Exercise aim.
In the records below, pick out all lines containing the word "SEGMENTS".

Records for this exercise.
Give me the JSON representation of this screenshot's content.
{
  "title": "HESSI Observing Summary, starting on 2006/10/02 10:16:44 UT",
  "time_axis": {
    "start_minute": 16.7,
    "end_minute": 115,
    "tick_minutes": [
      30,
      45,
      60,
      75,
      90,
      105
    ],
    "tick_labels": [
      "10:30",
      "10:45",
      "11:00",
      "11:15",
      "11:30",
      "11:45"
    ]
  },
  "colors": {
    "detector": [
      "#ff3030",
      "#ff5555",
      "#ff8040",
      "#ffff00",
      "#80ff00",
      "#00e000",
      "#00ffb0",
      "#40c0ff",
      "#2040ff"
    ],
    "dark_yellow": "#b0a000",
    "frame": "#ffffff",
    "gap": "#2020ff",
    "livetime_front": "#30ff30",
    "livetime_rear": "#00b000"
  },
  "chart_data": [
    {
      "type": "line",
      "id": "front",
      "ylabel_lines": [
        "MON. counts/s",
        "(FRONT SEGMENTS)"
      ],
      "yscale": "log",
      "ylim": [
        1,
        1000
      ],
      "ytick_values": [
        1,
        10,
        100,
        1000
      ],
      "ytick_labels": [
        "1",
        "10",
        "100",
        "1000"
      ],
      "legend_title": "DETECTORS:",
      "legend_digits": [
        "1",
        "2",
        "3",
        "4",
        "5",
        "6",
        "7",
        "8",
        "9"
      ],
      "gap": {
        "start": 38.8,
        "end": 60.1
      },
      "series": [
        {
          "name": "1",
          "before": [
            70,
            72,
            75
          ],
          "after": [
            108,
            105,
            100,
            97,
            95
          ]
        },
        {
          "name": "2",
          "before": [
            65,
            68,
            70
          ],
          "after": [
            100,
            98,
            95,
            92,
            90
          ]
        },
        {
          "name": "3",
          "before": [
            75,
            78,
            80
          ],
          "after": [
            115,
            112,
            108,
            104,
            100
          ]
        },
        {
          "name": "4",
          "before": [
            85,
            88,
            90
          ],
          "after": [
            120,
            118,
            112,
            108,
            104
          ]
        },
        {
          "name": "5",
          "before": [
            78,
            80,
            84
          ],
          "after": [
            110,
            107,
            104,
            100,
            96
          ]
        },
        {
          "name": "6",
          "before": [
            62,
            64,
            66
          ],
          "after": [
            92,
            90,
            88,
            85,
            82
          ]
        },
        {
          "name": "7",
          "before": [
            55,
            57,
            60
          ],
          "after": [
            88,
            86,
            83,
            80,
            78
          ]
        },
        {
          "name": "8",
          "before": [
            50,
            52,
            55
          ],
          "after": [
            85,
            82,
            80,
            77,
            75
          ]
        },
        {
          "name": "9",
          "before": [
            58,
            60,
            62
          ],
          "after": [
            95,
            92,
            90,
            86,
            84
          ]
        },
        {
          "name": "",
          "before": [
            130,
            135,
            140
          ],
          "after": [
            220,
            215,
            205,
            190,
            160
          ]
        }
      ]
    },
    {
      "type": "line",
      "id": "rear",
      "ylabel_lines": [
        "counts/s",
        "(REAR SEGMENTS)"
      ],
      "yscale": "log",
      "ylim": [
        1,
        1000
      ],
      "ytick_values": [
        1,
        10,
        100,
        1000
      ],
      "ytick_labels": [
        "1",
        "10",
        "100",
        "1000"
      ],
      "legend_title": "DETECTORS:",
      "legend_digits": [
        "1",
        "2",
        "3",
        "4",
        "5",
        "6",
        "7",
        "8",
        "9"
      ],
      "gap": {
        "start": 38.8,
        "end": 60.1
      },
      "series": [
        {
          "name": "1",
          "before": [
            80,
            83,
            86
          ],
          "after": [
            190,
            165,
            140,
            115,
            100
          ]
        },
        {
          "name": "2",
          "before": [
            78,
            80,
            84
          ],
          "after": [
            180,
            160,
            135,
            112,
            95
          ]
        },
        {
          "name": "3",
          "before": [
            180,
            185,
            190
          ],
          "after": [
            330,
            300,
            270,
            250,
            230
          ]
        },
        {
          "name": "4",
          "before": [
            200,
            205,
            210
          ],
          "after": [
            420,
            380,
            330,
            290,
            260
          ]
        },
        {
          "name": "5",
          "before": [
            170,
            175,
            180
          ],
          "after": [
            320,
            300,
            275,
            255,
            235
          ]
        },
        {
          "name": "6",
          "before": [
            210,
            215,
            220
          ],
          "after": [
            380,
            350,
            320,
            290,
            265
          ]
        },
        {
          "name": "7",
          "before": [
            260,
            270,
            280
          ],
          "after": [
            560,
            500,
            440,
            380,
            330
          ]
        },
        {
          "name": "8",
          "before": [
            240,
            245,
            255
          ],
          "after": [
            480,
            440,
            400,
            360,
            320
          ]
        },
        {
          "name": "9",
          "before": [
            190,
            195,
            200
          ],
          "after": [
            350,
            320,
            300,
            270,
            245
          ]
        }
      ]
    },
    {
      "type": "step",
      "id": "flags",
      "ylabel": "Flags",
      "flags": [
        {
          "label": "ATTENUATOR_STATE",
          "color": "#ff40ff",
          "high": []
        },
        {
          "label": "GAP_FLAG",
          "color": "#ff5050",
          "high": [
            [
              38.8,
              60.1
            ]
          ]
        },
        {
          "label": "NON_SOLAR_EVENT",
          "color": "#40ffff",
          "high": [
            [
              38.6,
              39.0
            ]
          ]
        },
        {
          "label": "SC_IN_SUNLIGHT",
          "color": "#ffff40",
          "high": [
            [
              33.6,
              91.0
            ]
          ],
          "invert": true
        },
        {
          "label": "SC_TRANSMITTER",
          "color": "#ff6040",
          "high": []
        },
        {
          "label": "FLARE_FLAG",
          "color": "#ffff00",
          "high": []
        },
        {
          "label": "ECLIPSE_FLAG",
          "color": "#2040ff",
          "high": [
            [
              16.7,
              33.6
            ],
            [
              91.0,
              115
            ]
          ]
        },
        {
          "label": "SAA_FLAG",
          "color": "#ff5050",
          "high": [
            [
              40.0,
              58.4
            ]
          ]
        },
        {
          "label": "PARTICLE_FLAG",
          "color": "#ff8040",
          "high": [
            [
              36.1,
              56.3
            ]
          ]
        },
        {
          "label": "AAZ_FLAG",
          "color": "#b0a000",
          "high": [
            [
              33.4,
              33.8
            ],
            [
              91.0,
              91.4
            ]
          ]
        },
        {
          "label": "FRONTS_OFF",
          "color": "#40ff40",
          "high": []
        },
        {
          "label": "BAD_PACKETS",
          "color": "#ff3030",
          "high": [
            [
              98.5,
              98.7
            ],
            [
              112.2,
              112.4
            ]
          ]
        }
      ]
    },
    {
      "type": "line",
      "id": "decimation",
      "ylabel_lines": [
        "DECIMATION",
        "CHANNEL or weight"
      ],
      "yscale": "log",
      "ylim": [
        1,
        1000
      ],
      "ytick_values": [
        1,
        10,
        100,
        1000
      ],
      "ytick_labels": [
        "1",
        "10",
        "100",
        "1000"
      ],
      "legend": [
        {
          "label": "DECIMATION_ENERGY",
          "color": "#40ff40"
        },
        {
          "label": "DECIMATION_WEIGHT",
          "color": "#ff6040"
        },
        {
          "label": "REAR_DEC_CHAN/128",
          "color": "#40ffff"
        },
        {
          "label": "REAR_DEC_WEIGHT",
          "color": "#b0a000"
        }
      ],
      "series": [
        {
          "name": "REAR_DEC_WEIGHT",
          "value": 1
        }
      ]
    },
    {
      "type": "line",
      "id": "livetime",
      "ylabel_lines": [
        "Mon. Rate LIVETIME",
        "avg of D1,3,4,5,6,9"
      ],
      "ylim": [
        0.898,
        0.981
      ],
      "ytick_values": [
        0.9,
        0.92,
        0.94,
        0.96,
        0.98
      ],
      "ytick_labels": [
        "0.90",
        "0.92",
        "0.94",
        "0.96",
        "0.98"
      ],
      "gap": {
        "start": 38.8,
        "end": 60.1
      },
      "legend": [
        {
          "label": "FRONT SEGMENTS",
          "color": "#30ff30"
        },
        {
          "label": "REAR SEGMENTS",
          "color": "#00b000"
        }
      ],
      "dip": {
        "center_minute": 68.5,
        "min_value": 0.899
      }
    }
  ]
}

Task output.
        "(FRONT SEGMENTS)"
        "(REAR SEGMENTS)"
          "label": "FRONT SEGMENTS",
          "label": "REAR SEGMENTS",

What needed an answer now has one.